* Alıntı Metin
━━━━━━━━━━━━━━━━━━━━━━━━━━━━━━

Türkiye 50 yılda 2 Marmara Denizi kadar sulak alan kaybetti
TTKD bilim danışmanı Dr. Erol Kesici, başta Akdeniz olmak üzere ciddi bir kuraklık tehlikesinin olduğunu söyledi, başlıca sebep olarak alan işgalleri ve hatalı su yönetimini gösterdi.

Fotoğraf: DHA
Antalya - Türkiye Tabiatını Koruma Derneği (TTKD) bilim danışmanı Dr. Erol Kesici, 2050'ye kadar her 4 kişiden en az 1'inin kronik veya tekrarlayan tatlı su kıtlığından etkilenen bir ülkede yaşayacağını ifade ederek, "2.8 milyar insan temel temizlik hizmetlerinden yoksun yaşıyor. Son veriler gösteriyor ki harekete geçilmediği takdirde yoksul ve gelişmekte olan ülkelerdeki 500 milyon insanın daha yaşamı ciddi tehdit altında olacaktır" diye konuştu.

━━━━━━━━━━━━━━━━━━━━━━━━━━━━━━

* Alıştırma Görevi a
Alıntı metne göre Dr. Erol Kesici, kuraklık tehlikesinin başlıca sebepleri olarak neleri gösteriyor?

━━━━━━━━━━━━━━━━━━━━━━━━━━━━━━

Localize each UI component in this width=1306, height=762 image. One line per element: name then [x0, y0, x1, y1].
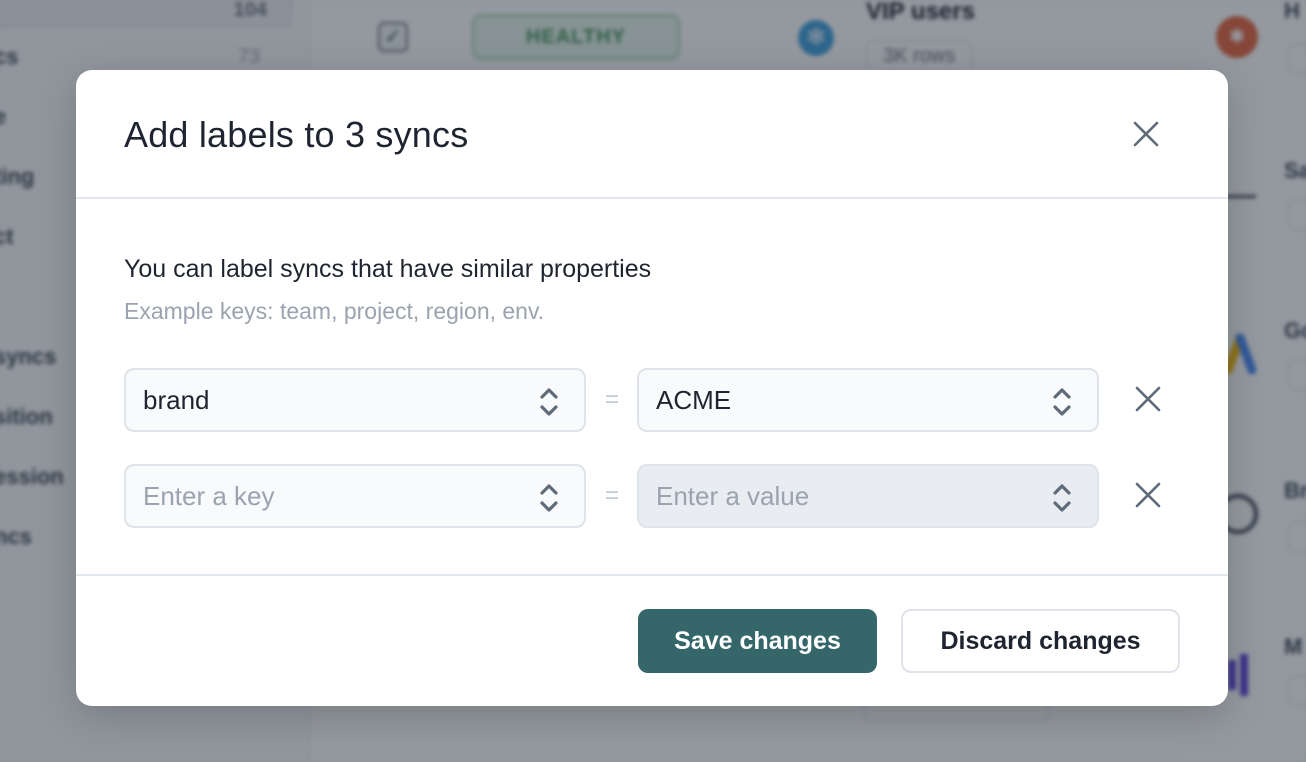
value-select-placeholder: Enter a value [656, 480, 810, 511]
close-button[interactable] [1128, 116, 1164, 152]
remove-label-button[interactable] [1130, 477, 1166, 513]
chevron-up-down-icon [540, 388, 558, 416]
key-select[interactable]: brand [124, 368, 586, 432]
label-row: brand = ACME [124, 368, 1168, 432]
modal-body: You can label syncs that have similar pr… [76, 199, 1228, 576]
close-icon [1135, 386, 1161, 412]
chevron-up-down-icon [1053, 388, 1071, 416]
save-changes-button[interactable]: Save changes [638, 609, 877, 673]
value-select[interactable]: ACME [637, 368, 1099, 432]
equals-sign: = [604, 386, 619, 413]
close-icon [1135, 482, 1161, 508]
value-select-value: ACME [656, 384, 732, 415]
modal-title: Add labels to 3 syncs [124, 114, 469, 155]
remove-label-button[interactable] [1130, 381, 1166, 417]
equals-sign: = [604, 482, 619, 509]
close-icon [1133, 121, 1159, 147]
key-select-value: brand [143, 384, 210, 415]
modal-header: Add labels to 3 syncs [76, 70, 1228, 199]
label-row: Enter a key = Enter a value [124, 464, 1168, 528]
key-select-placeholder: Enter a key [143, 480, 275, 511]
chevron-up-down-icon [540, 484, 558, 512]
body-subheading: Example keys: team, project, region, env… [124, 298, 545, 324]
key-select[interactable]: Enter a key [124, 464, 586, 528]
chevron-up-down-icon [1053, 484, 1071, 512]
value-select[interactable]: Enter a value [637, 464, 1099, 528]
discard-changes-button[interactable]: Discard changes [901, 609, 1180, 673]
modal-footer: Save changes Discard changes [76, 576, 1228, 704]
body-heading: You can label syncs that have similar pr… [124, 255, 652, 283]
add-labels-modal: Add labels to 3 syncs You can label sync… [76, 70, 1228, 706]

━━━━━━━━━━━━━━━━━━━━━━━━━━━━━━

* Alıştırma Görevi b
Listede "value-select-placeholder: Enter a" ifadesinin geçtiği satırdan başlayıp "body-subheading: Example keys: team, project, region, env…" ifadesinin geçtiği satırdan sonra durarak, iki uç da dahil olmak üzere satırları kelimesi kelimesine yeniden yazın.

* Çıktı a
Alan işgallerini ve hatalı su yönetimini.

* Çıktı b
value-select-placeholder: Enter a value [656, 480, 810, 511]
close-button[interactable] [1128, 116, 1164, 152]
remove-label-button[interactable] [1130, 477, 1166, 513]
chevron-up-down-icon [540, 388, 558, 416]
key-select[interactable]: brand [124, 368, 586, 432]
label-row: brand = ACME [124, 368, 1168, 432]
modal-body: You can label syncs that have similar pr… [76, 199, 1228, 576]
close-icon [1135, 386, 1161, 412]
chevron-up-down-icon [1053, 388, 1071, 416]
save-changes-button[interactable]: Save changes [638, 609, 877, 673]
value-select[interactable]: ACME [637, 368, 1099, 432]
equals-sign: = [604, 386, 619, 413]
close-icon [1135, 482, 1161, 508]
value-select-value: ACME [656, 384, 732, 415]
modal-title: Add labels to 3 syncs [124, 114, 469, 155]
remove-label-button[interactable] [1130, 381, 1166, 417]
equals-sign: = [604, 482, 619, 509]
close-icon [1133, 121, 1159, 147]
key-select-value: brand [143, 384, 210, 415]
modal-header: Add labels to 3 syncs [76, 70, 1228, 199]
label-row: Enter a key = Enter a value [124, 464, 1168, 528]
key-select-placeholder: Enter a key [143, 480, 275, 511]
chevron-up-down-icon [540, 484, 558, 512]
body-subheading: Example keys: team, project, region, env… [124, 298, 545, 324]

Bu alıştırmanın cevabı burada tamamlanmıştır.